INFORMATION SHOWN:
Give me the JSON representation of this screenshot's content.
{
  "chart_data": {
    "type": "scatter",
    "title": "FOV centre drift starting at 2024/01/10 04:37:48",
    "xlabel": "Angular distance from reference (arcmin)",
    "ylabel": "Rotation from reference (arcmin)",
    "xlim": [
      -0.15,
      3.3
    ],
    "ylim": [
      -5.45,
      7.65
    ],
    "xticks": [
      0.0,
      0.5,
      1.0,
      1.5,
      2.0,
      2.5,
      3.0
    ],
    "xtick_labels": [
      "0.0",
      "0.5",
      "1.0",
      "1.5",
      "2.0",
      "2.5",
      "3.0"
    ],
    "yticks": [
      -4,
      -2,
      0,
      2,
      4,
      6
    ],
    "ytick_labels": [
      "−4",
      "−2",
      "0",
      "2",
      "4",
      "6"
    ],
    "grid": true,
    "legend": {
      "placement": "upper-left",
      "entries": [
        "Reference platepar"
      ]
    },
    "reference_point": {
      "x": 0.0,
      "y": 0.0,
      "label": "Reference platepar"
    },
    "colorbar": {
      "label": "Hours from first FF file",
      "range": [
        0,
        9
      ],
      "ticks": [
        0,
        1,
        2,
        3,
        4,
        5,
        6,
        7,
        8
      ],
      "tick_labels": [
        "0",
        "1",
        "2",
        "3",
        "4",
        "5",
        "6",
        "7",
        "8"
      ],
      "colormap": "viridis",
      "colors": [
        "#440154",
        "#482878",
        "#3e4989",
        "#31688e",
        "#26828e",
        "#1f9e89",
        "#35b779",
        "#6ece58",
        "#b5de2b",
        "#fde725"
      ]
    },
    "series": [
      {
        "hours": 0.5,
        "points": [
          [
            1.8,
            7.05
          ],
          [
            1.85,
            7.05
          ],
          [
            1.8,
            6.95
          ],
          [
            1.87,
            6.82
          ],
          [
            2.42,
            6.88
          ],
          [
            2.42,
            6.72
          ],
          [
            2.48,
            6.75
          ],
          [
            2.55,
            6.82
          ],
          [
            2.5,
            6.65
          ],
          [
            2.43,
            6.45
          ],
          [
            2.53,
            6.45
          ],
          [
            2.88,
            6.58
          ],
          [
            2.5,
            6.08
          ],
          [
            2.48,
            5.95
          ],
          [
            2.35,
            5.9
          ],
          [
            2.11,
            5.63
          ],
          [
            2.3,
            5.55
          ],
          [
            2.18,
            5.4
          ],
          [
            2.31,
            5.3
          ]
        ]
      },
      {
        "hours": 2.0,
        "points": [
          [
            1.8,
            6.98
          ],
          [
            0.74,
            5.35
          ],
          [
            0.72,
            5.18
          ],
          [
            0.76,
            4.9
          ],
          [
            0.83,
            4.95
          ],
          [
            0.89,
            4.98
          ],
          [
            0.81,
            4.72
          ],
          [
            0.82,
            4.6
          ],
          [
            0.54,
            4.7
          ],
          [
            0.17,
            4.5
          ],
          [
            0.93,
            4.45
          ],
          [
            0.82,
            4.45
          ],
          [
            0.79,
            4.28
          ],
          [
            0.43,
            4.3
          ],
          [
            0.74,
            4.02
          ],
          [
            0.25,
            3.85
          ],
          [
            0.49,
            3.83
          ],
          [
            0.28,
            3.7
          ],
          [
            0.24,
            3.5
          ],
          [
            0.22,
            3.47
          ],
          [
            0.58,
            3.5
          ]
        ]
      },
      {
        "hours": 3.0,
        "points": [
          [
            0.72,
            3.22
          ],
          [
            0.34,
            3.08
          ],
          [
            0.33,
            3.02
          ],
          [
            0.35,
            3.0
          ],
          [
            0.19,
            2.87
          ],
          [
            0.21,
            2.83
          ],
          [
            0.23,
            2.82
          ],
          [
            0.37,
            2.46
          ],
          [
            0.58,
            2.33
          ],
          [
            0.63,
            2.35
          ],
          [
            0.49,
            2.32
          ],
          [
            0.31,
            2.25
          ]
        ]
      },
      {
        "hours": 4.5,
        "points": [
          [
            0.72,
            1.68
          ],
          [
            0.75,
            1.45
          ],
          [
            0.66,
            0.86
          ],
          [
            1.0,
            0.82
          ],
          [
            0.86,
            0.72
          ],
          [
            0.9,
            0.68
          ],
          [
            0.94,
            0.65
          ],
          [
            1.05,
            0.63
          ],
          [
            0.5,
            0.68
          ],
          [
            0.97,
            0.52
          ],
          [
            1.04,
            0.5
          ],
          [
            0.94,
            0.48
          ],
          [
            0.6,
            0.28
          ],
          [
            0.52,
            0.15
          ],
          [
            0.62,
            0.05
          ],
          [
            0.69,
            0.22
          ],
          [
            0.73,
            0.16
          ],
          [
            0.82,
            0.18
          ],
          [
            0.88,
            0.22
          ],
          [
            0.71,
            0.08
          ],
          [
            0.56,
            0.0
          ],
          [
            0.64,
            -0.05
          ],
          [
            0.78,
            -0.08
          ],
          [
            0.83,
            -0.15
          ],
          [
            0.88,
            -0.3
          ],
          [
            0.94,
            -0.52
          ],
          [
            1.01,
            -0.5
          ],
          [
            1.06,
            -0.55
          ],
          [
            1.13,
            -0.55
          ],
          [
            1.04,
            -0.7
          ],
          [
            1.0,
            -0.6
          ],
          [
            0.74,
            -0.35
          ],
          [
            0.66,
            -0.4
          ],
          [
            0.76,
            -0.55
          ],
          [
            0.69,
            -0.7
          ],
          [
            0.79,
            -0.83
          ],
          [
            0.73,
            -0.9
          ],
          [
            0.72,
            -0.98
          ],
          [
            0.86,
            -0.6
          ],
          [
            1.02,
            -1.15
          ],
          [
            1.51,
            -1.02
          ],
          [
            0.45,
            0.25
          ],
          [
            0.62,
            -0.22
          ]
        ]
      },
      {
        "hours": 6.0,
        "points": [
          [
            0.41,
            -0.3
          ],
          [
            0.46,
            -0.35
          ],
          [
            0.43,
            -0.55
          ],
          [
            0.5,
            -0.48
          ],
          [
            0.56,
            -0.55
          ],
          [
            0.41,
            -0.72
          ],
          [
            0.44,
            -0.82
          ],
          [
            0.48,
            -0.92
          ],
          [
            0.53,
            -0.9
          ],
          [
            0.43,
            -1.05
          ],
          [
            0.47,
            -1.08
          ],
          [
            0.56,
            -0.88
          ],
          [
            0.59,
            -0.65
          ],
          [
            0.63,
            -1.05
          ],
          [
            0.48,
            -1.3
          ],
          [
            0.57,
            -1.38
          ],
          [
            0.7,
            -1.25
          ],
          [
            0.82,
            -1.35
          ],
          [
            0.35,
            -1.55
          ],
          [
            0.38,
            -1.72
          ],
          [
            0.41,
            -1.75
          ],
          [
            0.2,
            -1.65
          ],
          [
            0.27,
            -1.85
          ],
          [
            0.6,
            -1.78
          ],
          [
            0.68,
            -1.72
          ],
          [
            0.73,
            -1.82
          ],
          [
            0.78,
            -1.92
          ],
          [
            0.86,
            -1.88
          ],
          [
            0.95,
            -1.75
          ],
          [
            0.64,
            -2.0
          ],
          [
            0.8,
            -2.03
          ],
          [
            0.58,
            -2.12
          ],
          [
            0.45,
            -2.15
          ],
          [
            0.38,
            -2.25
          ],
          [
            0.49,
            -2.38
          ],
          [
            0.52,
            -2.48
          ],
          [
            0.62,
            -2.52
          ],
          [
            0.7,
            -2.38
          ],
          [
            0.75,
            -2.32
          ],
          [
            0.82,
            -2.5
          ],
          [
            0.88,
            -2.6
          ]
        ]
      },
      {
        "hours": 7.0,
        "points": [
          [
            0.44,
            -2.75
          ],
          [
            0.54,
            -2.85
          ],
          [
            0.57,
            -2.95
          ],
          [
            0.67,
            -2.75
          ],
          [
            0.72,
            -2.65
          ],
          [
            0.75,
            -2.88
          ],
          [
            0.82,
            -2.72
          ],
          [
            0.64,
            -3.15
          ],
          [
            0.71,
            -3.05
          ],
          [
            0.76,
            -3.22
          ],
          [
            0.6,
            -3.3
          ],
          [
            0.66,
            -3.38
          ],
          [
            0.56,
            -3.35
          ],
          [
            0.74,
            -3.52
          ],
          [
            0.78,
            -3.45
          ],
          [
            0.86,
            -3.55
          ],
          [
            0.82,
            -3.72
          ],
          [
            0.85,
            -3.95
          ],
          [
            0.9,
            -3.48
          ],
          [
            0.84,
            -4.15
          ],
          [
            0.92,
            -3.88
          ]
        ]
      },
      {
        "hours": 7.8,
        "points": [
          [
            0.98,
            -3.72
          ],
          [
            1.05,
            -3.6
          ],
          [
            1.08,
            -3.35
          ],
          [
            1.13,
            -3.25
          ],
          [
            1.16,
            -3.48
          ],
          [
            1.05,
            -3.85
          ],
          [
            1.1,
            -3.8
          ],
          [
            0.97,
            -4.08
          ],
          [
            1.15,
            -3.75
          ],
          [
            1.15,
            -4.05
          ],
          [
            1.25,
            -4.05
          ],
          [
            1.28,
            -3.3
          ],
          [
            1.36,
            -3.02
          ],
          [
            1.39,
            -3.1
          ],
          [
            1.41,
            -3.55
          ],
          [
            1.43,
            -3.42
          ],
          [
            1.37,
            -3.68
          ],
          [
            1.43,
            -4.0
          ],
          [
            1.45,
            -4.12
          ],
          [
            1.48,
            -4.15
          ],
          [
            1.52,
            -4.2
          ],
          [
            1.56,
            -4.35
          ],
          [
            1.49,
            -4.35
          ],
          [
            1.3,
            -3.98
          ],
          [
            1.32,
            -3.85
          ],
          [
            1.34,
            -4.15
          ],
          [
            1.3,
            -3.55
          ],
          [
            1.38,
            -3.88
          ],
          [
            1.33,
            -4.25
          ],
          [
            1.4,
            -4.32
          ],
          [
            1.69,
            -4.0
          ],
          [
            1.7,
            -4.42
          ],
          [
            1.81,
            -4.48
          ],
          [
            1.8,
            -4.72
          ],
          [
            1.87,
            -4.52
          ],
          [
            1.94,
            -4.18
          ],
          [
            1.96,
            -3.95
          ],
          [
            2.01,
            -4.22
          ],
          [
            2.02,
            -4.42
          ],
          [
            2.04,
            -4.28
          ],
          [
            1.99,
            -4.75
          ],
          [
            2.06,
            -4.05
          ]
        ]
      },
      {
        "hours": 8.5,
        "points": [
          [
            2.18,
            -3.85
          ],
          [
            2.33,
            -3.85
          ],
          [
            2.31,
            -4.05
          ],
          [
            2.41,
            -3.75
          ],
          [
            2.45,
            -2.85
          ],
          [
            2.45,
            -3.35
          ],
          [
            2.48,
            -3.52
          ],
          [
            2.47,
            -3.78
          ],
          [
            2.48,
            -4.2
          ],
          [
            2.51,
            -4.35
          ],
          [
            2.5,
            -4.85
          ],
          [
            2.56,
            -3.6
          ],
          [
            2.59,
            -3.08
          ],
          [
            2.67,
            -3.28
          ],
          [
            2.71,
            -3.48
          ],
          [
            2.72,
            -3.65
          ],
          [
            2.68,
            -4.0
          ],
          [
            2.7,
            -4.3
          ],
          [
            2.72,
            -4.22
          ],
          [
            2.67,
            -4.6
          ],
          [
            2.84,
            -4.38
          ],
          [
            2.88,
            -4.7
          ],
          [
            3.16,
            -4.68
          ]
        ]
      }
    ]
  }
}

SHORT PROBLEM:
Write out every line from the entries where "arcmin" appears.

TASK OUTPUT:
    "xlabel": "Angular distance from reference (arcmin)",
    "ylabel": "Rotation from reference (arcmin)",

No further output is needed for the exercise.